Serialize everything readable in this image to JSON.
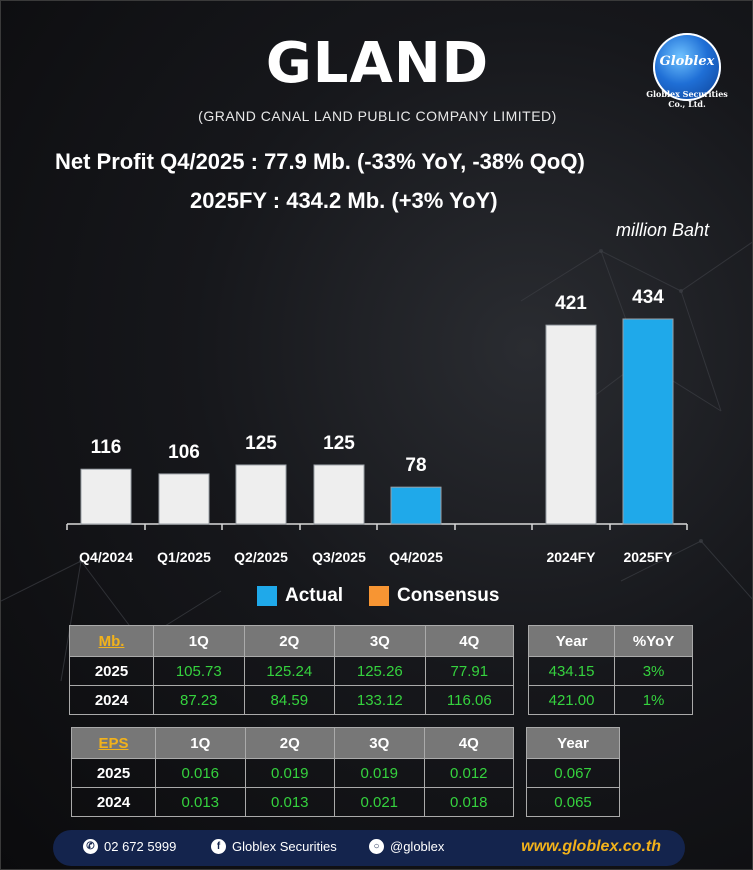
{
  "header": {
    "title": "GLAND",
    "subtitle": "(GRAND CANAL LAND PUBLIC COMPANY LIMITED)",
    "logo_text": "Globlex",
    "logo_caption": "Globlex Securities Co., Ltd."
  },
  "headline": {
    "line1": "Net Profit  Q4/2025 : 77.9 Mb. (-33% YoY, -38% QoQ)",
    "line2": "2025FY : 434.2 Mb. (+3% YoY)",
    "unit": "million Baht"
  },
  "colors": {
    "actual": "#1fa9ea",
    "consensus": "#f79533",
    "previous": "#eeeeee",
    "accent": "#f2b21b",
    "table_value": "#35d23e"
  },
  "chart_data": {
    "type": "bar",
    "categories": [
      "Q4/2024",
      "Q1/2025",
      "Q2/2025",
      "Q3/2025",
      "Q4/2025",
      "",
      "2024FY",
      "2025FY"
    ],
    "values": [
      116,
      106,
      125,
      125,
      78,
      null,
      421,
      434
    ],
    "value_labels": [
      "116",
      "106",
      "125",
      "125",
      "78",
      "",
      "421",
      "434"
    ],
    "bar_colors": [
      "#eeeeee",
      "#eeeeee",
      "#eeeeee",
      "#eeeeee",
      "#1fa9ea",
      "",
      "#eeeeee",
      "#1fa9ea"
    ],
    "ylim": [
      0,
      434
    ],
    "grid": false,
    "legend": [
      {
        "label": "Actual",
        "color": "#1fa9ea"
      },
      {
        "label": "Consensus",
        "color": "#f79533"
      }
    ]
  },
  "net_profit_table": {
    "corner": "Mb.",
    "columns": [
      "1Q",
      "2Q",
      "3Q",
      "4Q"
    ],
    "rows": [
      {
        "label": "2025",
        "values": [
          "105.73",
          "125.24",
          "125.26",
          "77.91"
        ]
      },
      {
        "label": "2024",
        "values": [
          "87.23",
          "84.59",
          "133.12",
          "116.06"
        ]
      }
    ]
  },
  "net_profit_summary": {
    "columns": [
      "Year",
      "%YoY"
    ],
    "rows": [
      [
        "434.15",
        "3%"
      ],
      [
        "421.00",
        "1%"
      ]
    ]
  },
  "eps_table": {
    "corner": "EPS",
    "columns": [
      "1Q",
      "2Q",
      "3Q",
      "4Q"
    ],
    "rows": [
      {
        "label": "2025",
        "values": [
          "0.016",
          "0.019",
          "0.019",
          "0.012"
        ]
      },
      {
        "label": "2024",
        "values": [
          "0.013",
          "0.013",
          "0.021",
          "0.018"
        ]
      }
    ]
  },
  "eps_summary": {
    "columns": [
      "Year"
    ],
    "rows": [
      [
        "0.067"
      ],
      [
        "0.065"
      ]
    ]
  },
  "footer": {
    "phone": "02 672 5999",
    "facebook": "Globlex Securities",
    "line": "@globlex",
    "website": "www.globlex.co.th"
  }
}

--

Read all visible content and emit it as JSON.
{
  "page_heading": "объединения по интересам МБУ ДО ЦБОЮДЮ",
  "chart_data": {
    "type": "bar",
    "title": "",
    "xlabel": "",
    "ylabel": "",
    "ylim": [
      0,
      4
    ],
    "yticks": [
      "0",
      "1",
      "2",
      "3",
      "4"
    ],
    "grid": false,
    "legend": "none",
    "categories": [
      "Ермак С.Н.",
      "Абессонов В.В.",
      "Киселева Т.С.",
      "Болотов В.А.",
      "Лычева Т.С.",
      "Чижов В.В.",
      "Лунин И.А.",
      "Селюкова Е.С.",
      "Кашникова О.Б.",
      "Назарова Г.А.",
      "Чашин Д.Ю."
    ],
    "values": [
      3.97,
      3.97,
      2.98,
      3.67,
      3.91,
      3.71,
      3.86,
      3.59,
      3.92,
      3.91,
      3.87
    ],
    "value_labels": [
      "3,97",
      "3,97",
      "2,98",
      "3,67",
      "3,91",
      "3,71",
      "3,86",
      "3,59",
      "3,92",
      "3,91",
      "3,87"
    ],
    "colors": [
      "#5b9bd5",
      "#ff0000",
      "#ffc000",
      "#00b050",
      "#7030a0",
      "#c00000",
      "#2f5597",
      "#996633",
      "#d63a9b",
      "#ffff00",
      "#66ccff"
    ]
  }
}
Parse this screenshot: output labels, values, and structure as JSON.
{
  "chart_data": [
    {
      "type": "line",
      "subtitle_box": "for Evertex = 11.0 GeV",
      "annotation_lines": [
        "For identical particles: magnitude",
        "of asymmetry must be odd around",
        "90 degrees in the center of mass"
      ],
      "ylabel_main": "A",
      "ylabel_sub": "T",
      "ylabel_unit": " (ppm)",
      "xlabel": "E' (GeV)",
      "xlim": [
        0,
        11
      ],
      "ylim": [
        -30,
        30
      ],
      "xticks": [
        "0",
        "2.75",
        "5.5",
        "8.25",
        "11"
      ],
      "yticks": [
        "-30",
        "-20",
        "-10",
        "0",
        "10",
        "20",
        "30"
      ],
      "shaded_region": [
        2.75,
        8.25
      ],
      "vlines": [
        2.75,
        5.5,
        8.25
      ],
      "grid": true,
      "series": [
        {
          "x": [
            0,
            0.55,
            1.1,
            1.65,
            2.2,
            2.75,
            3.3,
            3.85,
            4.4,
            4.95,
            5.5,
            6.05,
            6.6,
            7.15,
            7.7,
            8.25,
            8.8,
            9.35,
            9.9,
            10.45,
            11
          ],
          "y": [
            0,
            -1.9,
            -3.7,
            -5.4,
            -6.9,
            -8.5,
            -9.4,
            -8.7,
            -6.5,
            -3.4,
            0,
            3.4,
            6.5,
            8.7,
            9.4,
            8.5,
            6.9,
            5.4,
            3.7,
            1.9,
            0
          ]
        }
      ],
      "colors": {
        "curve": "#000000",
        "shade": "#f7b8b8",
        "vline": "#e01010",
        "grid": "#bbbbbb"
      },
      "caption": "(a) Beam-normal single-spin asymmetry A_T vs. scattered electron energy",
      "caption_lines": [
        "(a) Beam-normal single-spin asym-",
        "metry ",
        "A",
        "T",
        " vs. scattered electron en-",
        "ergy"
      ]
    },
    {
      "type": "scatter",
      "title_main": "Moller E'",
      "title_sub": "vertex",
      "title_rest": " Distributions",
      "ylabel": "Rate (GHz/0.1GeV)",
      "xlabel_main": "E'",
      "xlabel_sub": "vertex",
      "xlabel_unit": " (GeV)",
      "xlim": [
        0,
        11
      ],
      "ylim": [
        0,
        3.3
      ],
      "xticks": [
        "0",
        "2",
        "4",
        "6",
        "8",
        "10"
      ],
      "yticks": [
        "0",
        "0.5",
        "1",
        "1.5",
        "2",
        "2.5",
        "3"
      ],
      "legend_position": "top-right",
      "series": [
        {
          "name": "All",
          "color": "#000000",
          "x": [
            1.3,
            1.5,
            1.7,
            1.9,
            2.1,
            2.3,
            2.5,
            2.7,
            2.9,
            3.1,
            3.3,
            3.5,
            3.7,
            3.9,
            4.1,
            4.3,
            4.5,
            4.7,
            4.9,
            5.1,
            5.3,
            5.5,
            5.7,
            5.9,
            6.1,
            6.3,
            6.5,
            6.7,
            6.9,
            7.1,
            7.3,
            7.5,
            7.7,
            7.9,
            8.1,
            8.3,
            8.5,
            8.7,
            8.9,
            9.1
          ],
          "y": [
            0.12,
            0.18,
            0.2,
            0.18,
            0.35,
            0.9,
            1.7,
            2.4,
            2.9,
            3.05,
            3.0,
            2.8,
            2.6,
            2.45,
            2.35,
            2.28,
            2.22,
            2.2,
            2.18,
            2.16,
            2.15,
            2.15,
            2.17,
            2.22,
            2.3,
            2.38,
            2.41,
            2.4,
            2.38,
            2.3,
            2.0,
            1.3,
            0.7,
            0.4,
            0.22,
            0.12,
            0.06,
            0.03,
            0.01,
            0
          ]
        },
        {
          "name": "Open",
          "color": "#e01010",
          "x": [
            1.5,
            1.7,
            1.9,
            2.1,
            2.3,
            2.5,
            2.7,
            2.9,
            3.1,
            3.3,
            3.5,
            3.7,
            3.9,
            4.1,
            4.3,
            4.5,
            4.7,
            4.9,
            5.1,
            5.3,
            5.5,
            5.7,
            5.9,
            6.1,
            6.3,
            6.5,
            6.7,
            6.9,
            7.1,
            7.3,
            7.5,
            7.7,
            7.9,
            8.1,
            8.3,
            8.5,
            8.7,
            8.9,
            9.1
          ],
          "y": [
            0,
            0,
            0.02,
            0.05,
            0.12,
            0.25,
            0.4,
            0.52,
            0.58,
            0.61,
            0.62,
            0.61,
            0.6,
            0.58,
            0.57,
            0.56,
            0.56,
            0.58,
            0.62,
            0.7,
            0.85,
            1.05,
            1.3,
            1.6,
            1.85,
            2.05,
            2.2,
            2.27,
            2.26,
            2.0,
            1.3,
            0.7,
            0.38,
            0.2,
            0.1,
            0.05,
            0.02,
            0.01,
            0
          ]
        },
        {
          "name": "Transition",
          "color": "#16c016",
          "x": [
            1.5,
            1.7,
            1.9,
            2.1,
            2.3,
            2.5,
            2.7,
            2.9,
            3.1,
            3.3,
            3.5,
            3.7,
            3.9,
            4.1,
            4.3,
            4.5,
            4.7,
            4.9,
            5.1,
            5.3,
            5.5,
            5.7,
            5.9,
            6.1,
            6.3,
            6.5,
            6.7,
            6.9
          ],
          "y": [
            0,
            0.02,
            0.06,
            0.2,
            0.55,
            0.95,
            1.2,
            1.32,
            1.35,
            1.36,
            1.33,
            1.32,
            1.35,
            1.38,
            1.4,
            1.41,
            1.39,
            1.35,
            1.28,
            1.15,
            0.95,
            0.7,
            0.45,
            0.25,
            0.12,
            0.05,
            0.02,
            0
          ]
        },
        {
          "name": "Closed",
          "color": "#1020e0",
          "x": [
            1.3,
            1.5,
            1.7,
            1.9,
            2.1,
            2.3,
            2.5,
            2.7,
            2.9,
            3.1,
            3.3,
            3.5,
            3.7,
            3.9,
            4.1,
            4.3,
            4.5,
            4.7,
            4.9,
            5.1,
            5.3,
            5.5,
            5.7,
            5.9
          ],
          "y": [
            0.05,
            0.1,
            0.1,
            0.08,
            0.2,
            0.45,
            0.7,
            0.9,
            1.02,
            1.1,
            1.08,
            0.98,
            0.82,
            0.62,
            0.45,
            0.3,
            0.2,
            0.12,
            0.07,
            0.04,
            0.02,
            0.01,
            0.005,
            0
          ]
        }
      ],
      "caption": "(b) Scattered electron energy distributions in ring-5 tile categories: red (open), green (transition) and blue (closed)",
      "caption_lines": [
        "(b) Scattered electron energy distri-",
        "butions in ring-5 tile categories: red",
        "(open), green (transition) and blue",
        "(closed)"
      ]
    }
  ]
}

* [Set exercise]: Return the lines of the records that include the string "categories".

* [Full solution]:
    "categories": [
    "categories": [
      "caption": "(b) Scattered electron energy distributions in ring-5 tile categories: red (open), green (transition) and blue (closed)",
        "butions in ring-5 tile categories: red",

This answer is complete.